— Start of PROVIDED INFORMATION —

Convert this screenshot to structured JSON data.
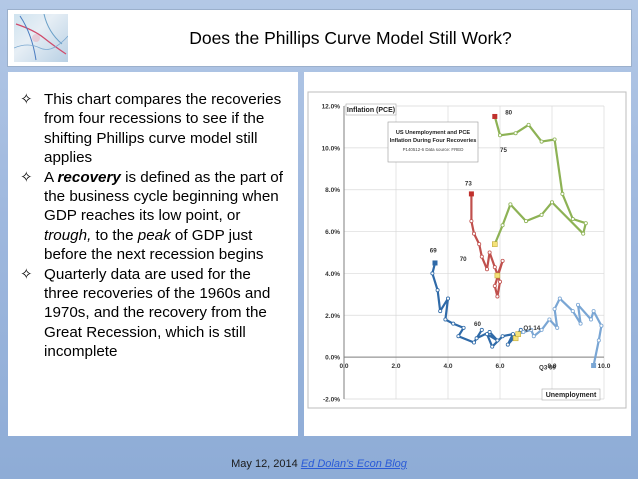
{
  "header": {
    "title": "Does the Phillips Curve Model Still Work?"
  },
  "bullets": [
    {
      "parts": [
        {
          "text": "This chart compares the recoveries from four recessions to see if the shifting Phillips curve model still applies",
          "style": "normal"
        }
      ]
    },
    {
      "parts": [
        {
          "text": "A ",
          "style": "normal"
        },
        {
          "text": "recovery",
          "style": "bolditalic"
        },
        {
          "text": " is defined as the part of the business cycle beginning when GDP reaches its low point, or ",
          "style": "normal"
        },
        {
          "text": "trough,",
          "style": "italic"
        },
        {
          "text": " to the ",
          "style": "normal"
        },
        {
          "text": "peak",
          "style": "italic"
        },
        {
          "text": " of GDP just before the next recession begins",
          "style": "normal"
        }
      ]
    },
    {
      "parts": [
        {
          "text": "Quarterly data are used for the three recoveries of the 1960s and 1970s, and the recovery from the Great Recession, which is still incomplete",
          "style": "normal"
        }
      ]
    }
  ],
  "bullet_icon": "four-point-star-outline",
  "footer": {
    "date": "May 12, 2014",
    "link": "Ed Dolan's Econ Blog"
  },
  "colors": {
    "background": "#a7bfe2",
    "link": "#2a5bd7",
    "series_60s": "#2f6aa8",
    "series_70": "#c0504d",
    "series_75": "#8db255",
    "series_recent": "#7aa6d4"
  },
  "chart_data": {
    "type": "line",
    "inner_title": "US Unemployment and PCE Inflation During Four Recoveries",
    "inner_subtitle": "P140512-6 Data source: FRED",
    "xlabel": "Unemployment",
    "ylabel": "Inflation (PCE)",
    "xlim": [
      0,
      10
    ],
    "ylim": [
      -2,
      12
    ],
    "xticks": [
      "0.0",
      "2.0",
      "4.0",
      "6.0",
      "8.0",
      "10.0"
    ],
    "yticks": [
      "-2.0%",
      "0.0%",
      "2.0%",
      "4.0%",
      "6.0%",
      "8.0%",
      "10.0%",
      "12.0%"
    ],
    "grid": true,
    "series": [
      {
        "label_start": "69",
        "label_mid": "60",
        "color": "#2f6aa8",
        "x": [
          3.5,
          3.4,
          3.6,
          3.7,
          4.0,
          3.9,
          4.2,
          4.6,
          4.4,
          5.0,
          5.3,
          5.1,
          5.6,
          5.9,
          5.5,
          5.7,
          6.1,
          6.5,
          6.3,
          6.8,
          6.6
        ],
        "y": [
          4.5,
          4.0,
          3.2,
          2.2,
          2.8,
          1.8,
          1.6,
          1.4,
          1.0,
          0.7,
          1.3,
          0.9,
          1.2,
          0.8,
          1.1,
          0.5,
          1.0,
          1.1,
          0.6,
          1.3,
          0.9
        ]
      },
      {
        "label_start": "73",
        "label_end": "70",
        "color": "#c0504d",
        "x": [
          4.9,
          4.9,
          5.0,
          5.2,
          5.3,
          5.5,
          5.6,
          5.8,
          6.0,
          5.9,
          5.8,
          6.1,
          5.9
        ],
        "y": [
          7.8,
          6.5,
          5.9,
          5.4,
          4.8,
          4.2,
          5.0,
          4.3,
          3.6,
          2.9,
          3.4,
          4.6,
          3.9
        ]
      },
      {
        "label_start": "80",
        "label_end": "75",
        "color": "#8db255",
        "x": [
          5.8,
          6.0,
          6.6,
          7.1,
          7.6,
          8.1,
          8.4,
          8.8,
          9.3,
          9.2,
          8.0,
          7.6,
          7.0,
          6.4,
          6.1,
          5.8
        ],
        "y": [
          11.5,
          10.6,
          10.7,
          11.1,
          10.3,
          10.4,
          7.8,
          6.6,
          6.4,
          5.9,
          7.4,
          6.8,
          6.5,
          7.3,
          6.3,
          5.4
        ]
      },
      {
        "label_start": "Q3 09",
        "label_end": "Q1 14",
        "color": "#7aa6d4",
        "x": [
          9.6,
          9.8,
          9.9,
          9.6,
          9.5,
          9.0,
          9.1,
          8.8,
          8.3,
          8.1,
          8.2,
          7.9,
          7.6,
          7.3,
          7.2,
          6.9,
          6.7
        ],
        "y": [
          -0.4,
          0.8,
          1.5,
          2.2,
          1.8,
          2.5,
          1.6,
          2.2,
          2.8,
          2.3,
          1.4,
          1.8,
          1.3,
          1.0,
          1.3,
          1.2,
          1.1
        ]
      }
    ]
  }
}
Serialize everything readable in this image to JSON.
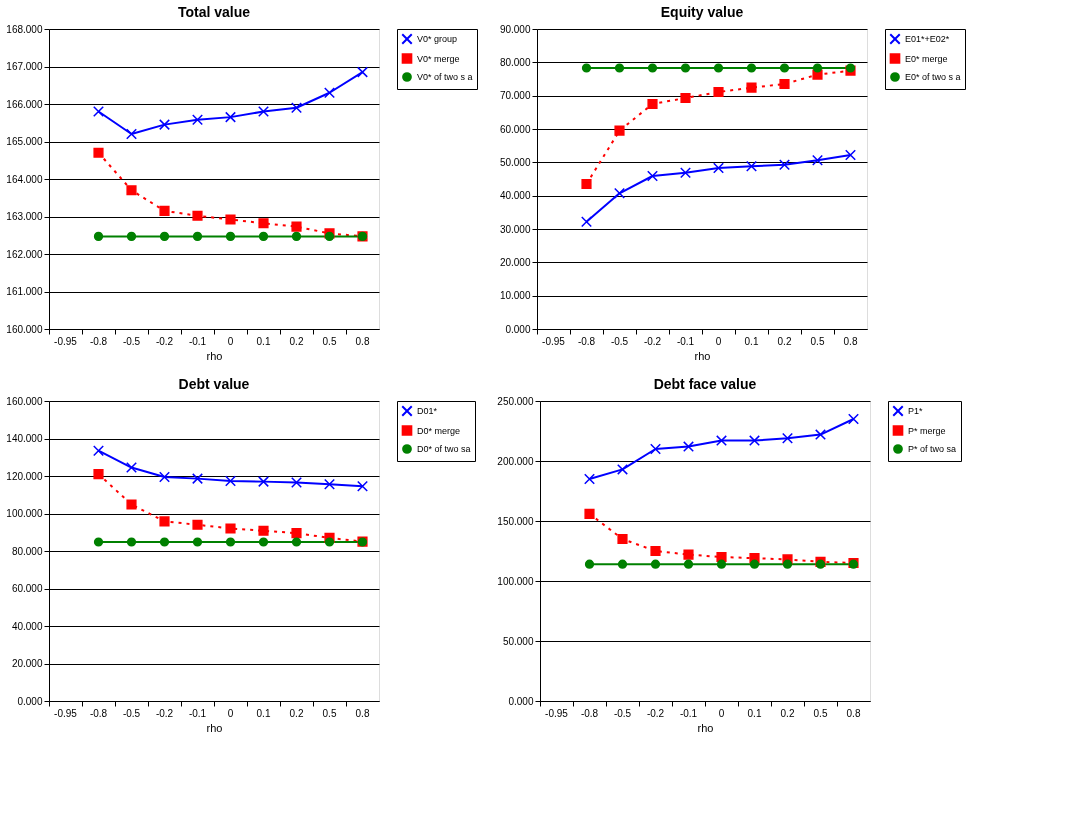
{
  "chart_data": [
    {
      "type": "line",
      "title": "Total value",
      "xlabel": "rho",
      "categories": [
        "-0.95",
        "-0.8",
        "-0.5",
        "-0.2",
        "-0.1",
        "0",
        "0.1",
        "0.2",
        "0.5",
        "0.8"
      ],
      "ylim": [
        160,
        168
      ],
      "yticks": [
        {
          "value": 160,
          "label": "160.000"
        },
        {
          "value": 161,
          "label": "161.000"
        },
        {
          "value": 162,
          "label": "162.000"
        },
        {
          "value": 163,
          "label": "163.000"
        },
        {
          "value": 164,
          "label": "164.000"
        },
        {
          "value": 165,
          "label": "165.000"
        },
        {
          "value": 166,
          "label": "166.000"
        },
        {
          "value": 167,
          "label": "167.000"
        },
        {
          "value": 168,
          "label": "168.000"
        }
      ],
      "grid": "y",
      "legend": "right",
      "series": [
        {
          "name": "V0* group",
          "color": "#0000ff",
          "marker": "cross",
          "line_style": "solid",
          "values": [
            null,
            165.8,
            165.2,
            165.45,
            165.58,
            165.65,
            165.8,
            165.9,
            166.3,
            166.85
          ]
        },
        {
          "name": "V0* merge",
          "color": "#ff0000",
          "marker": "square",
          "line_style": "dotted",
          "values": [
            null,
            164.7,
            163.7,
            163.15,
            163.02,
            162.92,
            162.82,
            162.73,
            162.55,
            162.47
          ]
        },
        {
          "name": "V0* of two s a",
          "color": "#008000",
          "marker": "circle",
          "line_style": "solid",
          "values": [
            null,
            162.47,
            162.47,
            162.47,
            162.47,
            162.47,
            162.47,
            162.47,
            162.47,
            162.47
          ]
        }
      ]
    },
    {
      "type": "line",
      "title": "Equity value",
      "xlabel": "rho",
      "categories": [
        "-0.95",
        "-0.8",
        "-0.5",
        "-0.2",
        "-0.1",
        "0",
        "0.1",
        "0.2",
        "0.5",
        "0.8"
      ],
      "ylim": [
        0,
        90
      ],
      "yticks": [
        {
          "value": 0,
          "label": "0.000"
        },
        {
          "value": 10,
          "label": "10.000"
        },
        {
          "value": 20,
          "label": "20.000"
        },
        {
          "value": 30,
          "label": "30.000"
        },
        {
          "value": 40,
          "label": "40.000"
        },
        {
          "value": 50,
          "label": "50.000"
        },
        {
          "value": 60,
          "label": "60.000"
        },
        {
          "value": 70,
          "label": "70.000"
        },
        {
          "value": 80,
          "label": "80.000"
        },
        {
          "value": 90,
          "label": "90.000"
        }
      ],
      "grid": "y",
      "legend": "right",
      "series": [
        {
          "name": "E01*+E02*",
          "color": "#0000ff",
          "marker": "cross",
          "line_style": "solid",
          "values": [
            null,
            32.2,
            40.7,
            45.9,
            46.9,
            48.3,
            48.8,
            49.3,
            50.6,
            52.2
          ]
        },
        {
          "name": "E0* merge",
          "color": "#ff0000",
          "marker": "square",
          "line_style": "dotted",
          "values": [
            null,
            43.5,
            59.5,
            67.5,
            69.3,
            71.1,
            72.4,
            73.5,
            76.3,
            77.5
          ]
        },
        {
          "name": "E0* of two s a",
          "color": "#008000",
          "marker": "circle",
          "line_style": "solid",
          "values": [
            null,
            78.3,
            78.3,
            78.3,
            78.3,
            78.3,
            78.3,
            78.3,
            78.3,
            78.3
          ]
        }
      ]
    },
    {
      "type": "line",
      "title": "Debt value",
      "xlabel": "rho",
      "categories": [
        "-0.95",
        "-0.8",
        "-0.5",
        "-0.2",
        "-0.1",
        "0",
        "0.1",
        "0.2",
        "0.5",
        "0.8"
      ],
      "ylim": [
        0,
        160
      ],
      "yticks": [
        {
          "value": 0,
          "label": "0.000"
        },
        {
          "value": 20,
          "label": "20.000"
        },
        {
          "value": 40,
          "label": "40.000"
        },
        {
          "value": 60,
          "label": "60.000"
        },
        {
          "value": 80,
          "label": "80.000"
        },
        {
          "value": 100,
          "label": "100.000"
        },
        {
          "value": 120,
          "label": "120.000"
        },
        {
          "value": 140,
          "label": "140.000"
        },
        {
          "value": 160,
          "label": "160.000"
        }
      ],
      "grid": "y",
      "legend": "right",
      "series": [
        {
          "name": "D01*",
          "color": "#0000ff",
          "marker": "cross",
          "line_style": "solid",
          "values": [
            null,
            133.5,
            124.5,
            119.5,
            118.6,
            117.3,
            117,
            116.5,
            115.6,
            114.5
          ]
        },
        {
          "name": "D0* merge",
          "color": "#ff0000",
          "marker": "square",
          "line_style": "dotted",
          "values": [
            null,
            121,
            104.8,
            95.8,
            94,
            92,
            90.8,
            89.5,
            87,
            85
          ]
        },
        {
          "name": "D0* of two sa",
          "color": "#008000",
          "marker": "circle",
          "line_style": "solid",
          "values": [
            null,
            84.8,
            84.8,
            84.8,
            84.8,
            84.8,
            84.8,
            84.8,
            84.8,
            84.8
          ]
        }
      ]
    },
    {
      "type": "line",
      "title": "Debt face value",
      "xlabel": "rho",
      "categories": [
        "-0.95",
        "-0.8",
        "-0.5",
        "-0.2",
        "-0.1",
        "0",
        "0.1",
        "0.2",
        "0.5",
        "0.8"
      ],
      "ylim": [
        0,
        250
      ],
      "yticks": [
        {
          "value": 0,
          "label": "0.000"
        },
        {
          "value": 50,
          "label": "50.000"
        },
        {
          "value": 100,
          "label": "100.000"
        },
        {
          "value": 150,
          "label": "150.000"
        },
        {
          "value": 200,
          "label": "200.000"
        },
        {
          "value": 250,
          "label": "250.000"
        }
      ],
      "grid": "y",
      "legend": "right",
      "series": [
        {
          "name": "P1*",
          "color": "#0000ff",
          "marker": "cross",
          "line_style": "solid",
          "values": [
            null,
            185,
            193,
            210,
            212,
            217,
            217,
            219,
            222,
            235
          ]
        },
        {
          "name": "P* merge",
          "color": "#ff0000",
          "marker": "square",
          "line_style": "dotted",
          "values": [
            null,
            156,
            135,
            125,
            122,
            120,
            119,
            118,
            116,
            115
          ]
        },
        {
          "name": "P* of two sa",
          "color": "#008000",
          "marker": "circle",
          "line_style": "solid",
          "values": [
            null,
            114,
            114,
            114,
            114,
            114,
            114,
            114,
            114,
            114
          ]
        }
      ]
    }
  ]
}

— End of PROVIDED INFORMATION —

EXERCISE GOAL:
Go through the preceding material and copy each line that has the word "text".

SOLUTION FOR THIS EXERCISE:
          "text": "This chart compares the recoveries from four recessions to see if the shifting Phillips curve model still applies",
          "text": "A ",
          "text": "recovery",
          "text": " is defined as the part of the business cycle beginning when GDP reaches its low point, or ",
          "text": "trough,",
          "text": " to the ",
          "text": "peak",
          "text": " of GDP just before the next recession begins",
          "text": "Quarterly data are used for the three recoveries of the 1960s and 1970s, and the recovery from the Great Recession, which is still incomplete",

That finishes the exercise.